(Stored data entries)
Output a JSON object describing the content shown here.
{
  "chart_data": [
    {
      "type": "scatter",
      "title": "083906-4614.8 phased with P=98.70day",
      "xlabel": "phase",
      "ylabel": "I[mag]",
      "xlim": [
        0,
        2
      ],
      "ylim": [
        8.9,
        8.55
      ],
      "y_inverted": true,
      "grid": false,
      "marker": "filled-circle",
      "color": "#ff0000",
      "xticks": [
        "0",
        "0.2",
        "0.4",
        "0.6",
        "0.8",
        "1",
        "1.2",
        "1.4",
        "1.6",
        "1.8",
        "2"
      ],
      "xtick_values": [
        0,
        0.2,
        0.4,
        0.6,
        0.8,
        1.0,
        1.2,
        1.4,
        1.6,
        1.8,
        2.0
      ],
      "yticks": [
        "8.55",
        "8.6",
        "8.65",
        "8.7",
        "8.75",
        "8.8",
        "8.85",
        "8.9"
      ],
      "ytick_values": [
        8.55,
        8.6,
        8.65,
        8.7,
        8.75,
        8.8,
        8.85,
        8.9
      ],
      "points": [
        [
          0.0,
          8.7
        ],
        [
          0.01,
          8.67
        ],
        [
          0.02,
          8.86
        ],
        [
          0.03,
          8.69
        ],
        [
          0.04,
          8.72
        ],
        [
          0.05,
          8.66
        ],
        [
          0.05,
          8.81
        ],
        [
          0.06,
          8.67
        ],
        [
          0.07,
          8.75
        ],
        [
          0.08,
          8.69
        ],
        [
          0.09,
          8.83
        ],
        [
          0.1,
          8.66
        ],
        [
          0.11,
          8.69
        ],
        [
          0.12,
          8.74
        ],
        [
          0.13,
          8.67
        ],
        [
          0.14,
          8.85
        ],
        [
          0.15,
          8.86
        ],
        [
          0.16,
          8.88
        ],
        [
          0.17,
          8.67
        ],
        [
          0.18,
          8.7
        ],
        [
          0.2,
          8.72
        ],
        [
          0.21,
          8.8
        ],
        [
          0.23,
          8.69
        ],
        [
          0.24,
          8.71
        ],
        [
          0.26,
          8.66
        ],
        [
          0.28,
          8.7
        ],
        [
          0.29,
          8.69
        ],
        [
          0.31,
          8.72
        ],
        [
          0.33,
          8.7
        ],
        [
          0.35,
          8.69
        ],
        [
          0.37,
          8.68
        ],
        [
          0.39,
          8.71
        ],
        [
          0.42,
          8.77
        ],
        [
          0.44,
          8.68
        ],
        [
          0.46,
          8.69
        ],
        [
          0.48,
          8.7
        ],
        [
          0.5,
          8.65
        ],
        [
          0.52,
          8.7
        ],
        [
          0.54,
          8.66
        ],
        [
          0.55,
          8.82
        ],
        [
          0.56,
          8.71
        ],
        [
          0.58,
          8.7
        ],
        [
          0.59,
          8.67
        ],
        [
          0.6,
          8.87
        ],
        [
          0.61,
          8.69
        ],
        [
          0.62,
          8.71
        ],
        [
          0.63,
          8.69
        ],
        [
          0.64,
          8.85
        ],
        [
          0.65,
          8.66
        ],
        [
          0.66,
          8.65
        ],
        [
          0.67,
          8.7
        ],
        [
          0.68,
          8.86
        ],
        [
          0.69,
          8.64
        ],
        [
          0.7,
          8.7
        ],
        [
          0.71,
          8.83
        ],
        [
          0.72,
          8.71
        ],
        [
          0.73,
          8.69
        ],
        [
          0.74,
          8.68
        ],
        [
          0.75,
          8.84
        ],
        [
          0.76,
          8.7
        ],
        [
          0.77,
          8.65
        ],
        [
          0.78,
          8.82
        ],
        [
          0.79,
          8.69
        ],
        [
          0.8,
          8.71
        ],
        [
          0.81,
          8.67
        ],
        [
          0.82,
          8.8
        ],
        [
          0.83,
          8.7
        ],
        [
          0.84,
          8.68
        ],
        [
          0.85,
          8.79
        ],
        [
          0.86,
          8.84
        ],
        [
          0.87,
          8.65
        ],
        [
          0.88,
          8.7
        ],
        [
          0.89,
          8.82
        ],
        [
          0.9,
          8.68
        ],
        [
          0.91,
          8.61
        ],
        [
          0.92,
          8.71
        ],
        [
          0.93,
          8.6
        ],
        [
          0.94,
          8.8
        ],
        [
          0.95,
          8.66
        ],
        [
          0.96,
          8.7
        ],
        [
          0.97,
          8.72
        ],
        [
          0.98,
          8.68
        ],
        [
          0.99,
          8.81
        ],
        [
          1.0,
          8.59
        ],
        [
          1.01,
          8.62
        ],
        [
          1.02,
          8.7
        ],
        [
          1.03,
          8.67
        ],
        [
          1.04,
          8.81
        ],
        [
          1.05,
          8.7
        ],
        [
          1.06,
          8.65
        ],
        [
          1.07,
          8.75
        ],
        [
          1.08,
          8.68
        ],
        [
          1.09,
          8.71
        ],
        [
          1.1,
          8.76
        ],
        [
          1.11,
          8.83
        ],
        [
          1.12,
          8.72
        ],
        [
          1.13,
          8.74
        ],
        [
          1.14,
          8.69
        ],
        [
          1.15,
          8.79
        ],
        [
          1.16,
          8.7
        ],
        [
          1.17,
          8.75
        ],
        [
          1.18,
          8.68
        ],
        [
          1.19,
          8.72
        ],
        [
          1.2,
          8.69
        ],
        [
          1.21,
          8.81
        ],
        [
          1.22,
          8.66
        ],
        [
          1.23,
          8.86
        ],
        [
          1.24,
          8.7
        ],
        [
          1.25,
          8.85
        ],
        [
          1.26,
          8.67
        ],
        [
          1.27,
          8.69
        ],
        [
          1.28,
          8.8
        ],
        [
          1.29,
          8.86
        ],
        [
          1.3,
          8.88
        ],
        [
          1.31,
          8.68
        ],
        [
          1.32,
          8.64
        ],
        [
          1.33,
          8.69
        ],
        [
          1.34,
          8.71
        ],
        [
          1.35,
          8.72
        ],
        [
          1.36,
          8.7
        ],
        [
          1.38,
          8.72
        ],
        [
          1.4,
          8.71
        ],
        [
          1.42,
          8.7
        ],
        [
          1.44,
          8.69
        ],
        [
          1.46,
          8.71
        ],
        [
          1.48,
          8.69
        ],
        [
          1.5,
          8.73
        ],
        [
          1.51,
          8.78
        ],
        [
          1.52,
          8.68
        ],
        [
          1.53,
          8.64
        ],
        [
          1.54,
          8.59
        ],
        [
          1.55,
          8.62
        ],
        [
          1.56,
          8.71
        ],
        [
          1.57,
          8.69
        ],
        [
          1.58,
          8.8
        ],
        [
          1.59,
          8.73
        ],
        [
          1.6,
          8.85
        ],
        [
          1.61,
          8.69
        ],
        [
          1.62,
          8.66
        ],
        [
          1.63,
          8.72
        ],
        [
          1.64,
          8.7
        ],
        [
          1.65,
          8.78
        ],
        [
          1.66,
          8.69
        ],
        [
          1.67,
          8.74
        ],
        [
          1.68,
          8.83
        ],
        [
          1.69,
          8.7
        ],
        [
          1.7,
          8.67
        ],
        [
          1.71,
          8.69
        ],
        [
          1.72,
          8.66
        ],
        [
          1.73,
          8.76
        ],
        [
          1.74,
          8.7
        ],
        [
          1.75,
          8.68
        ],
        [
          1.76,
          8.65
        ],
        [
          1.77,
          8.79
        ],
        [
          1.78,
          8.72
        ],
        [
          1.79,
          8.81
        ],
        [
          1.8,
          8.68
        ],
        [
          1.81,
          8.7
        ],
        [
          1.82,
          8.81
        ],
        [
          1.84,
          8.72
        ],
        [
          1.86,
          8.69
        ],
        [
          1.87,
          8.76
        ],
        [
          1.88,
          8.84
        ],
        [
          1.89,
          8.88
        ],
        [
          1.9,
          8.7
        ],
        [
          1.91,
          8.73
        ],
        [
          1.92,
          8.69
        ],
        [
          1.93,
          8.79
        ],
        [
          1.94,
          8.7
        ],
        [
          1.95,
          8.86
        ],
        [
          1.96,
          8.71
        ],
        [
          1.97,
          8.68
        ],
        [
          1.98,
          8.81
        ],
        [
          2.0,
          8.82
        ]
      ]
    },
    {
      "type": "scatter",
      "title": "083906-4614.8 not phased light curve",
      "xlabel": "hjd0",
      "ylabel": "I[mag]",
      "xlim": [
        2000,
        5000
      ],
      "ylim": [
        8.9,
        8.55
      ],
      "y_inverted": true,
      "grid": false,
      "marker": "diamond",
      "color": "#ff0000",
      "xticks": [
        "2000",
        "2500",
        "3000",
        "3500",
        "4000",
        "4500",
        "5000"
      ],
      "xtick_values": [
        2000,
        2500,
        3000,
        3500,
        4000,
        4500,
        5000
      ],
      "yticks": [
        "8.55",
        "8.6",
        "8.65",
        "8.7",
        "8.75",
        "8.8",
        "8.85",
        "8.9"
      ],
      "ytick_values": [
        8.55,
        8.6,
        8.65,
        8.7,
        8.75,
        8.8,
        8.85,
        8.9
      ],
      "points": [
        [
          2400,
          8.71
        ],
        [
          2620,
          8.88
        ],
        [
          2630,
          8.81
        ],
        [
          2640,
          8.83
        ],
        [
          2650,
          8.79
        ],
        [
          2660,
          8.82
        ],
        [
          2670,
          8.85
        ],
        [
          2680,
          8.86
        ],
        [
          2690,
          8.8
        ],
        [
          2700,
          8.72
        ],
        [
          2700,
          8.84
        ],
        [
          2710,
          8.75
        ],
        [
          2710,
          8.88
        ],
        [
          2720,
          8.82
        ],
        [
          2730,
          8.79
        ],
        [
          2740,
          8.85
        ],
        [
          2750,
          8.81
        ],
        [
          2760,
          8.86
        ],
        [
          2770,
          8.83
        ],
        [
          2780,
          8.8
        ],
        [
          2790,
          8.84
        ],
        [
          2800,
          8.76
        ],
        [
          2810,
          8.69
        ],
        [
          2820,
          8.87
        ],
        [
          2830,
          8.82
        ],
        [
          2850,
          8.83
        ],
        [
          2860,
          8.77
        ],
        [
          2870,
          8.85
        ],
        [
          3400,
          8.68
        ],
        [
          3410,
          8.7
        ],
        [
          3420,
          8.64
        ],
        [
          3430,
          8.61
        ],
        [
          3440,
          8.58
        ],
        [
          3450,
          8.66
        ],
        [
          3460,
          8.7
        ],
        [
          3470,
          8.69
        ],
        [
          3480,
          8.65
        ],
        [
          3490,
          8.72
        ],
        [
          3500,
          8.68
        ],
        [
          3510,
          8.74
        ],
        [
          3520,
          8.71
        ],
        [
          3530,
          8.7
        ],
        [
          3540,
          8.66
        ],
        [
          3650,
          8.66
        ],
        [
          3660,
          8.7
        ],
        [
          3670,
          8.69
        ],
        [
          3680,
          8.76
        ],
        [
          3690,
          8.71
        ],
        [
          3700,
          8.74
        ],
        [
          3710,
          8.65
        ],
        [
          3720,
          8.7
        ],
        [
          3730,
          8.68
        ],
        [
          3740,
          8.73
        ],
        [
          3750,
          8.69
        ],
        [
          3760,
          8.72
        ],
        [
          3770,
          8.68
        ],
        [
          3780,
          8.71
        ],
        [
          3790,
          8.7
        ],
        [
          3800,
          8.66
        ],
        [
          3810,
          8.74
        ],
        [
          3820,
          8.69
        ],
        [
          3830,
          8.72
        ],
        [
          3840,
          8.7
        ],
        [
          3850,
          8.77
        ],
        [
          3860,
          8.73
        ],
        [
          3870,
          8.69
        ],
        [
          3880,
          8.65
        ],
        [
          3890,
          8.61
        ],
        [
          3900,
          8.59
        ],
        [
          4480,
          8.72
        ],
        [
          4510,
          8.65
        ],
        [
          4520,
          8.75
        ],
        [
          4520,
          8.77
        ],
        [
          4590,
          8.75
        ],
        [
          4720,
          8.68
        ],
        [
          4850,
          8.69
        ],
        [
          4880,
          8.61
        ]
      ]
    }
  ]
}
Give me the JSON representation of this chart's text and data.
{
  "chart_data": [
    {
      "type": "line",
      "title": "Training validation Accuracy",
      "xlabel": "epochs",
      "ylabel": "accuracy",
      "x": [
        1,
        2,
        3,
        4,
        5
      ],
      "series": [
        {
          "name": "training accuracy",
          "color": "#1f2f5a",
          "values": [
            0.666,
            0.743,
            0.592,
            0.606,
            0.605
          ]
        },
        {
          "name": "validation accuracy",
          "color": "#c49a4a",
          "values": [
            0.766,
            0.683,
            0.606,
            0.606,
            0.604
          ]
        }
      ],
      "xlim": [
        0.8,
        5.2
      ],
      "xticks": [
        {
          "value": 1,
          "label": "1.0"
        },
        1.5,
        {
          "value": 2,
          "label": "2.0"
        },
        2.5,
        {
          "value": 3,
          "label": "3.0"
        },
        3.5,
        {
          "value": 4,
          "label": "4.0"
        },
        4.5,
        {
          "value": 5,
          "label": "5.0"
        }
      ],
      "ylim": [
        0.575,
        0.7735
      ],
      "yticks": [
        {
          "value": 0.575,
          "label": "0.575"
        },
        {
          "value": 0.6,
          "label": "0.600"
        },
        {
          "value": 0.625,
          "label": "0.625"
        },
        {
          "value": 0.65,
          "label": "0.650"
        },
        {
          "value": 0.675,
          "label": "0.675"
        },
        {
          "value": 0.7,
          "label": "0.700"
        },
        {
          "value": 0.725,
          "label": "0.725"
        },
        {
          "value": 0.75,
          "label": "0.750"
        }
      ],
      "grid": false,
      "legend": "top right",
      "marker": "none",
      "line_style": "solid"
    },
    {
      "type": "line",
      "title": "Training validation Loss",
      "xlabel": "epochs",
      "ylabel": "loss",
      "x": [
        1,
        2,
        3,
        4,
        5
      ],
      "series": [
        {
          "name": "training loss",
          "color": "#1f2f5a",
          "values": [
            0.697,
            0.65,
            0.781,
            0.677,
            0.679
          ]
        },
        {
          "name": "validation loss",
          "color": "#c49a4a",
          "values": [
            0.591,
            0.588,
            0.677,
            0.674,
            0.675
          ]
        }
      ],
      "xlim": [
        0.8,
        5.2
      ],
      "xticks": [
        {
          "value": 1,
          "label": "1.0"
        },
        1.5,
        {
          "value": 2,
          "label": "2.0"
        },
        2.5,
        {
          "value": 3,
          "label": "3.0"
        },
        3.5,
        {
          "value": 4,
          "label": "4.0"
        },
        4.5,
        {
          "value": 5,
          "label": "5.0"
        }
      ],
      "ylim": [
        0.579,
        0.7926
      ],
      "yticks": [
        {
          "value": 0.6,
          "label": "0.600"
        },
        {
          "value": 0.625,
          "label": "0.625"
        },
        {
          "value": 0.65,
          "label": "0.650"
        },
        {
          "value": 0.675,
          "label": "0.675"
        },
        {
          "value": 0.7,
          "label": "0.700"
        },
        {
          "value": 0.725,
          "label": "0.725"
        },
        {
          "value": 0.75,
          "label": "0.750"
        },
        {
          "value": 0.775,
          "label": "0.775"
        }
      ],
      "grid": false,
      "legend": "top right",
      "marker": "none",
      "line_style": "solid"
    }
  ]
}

▶ _Problem_
Note each line of the entries that has "name" in it, and copy those lines.

▶ _Task response_
          "name": "training accuracy",
          "name": "validation accuracy",
          "name": "training loss",
          "name": "validation loss",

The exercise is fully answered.